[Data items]
★ ★ ★ ★ ★

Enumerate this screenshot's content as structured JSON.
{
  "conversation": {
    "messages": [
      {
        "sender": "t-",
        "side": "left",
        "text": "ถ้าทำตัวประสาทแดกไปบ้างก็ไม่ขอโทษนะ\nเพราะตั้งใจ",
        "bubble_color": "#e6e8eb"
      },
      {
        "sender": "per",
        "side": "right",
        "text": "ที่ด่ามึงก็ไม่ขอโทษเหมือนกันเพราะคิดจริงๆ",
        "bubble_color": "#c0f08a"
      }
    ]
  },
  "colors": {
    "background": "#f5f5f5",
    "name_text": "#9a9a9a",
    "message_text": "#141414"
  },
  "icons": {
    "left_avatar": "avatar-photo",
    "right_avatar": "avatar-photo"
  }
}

★ ★ ★ ★ ★

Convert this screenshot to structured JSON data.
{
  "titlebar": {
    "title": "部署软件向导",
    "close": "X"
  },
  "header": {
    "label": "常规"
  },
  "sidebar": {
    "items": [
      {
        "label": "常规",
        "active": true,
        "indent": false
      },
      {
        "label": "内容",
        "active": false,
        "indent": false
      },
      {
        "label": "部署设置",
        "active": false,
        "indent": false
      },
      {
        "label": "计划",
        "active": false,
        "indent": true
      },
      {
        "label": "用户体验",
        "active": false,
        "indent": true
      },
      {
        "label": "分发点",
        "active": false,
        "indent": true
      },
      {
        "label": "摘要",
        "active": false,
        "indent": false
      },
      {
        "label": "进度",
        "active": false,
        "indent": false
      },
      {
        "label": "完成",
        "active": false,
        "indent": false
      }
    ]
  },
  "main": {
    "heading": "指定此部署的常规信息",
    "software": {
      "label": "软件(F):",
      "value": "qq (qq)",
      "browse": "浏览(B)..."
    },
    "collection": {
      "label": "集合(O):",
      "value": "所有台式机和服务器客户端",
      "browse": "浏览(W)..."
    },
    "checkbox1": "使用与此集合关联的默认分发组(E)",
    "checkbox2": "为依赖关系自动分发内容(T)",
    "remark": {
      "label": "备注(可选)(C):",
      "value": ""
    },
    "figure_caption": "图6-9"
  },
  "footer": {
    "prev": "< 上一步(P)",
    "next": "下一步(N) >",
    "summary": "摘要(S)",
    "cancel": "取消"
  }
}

★ ★ ★ ★ ★

* DIRECTIONS
Locate each line with the word "value" and copy it.

* EXERCISE OUTPUT
      "value": "qq (qq)",
      "value": "所有台式机和服务器客户端",
      "value": ""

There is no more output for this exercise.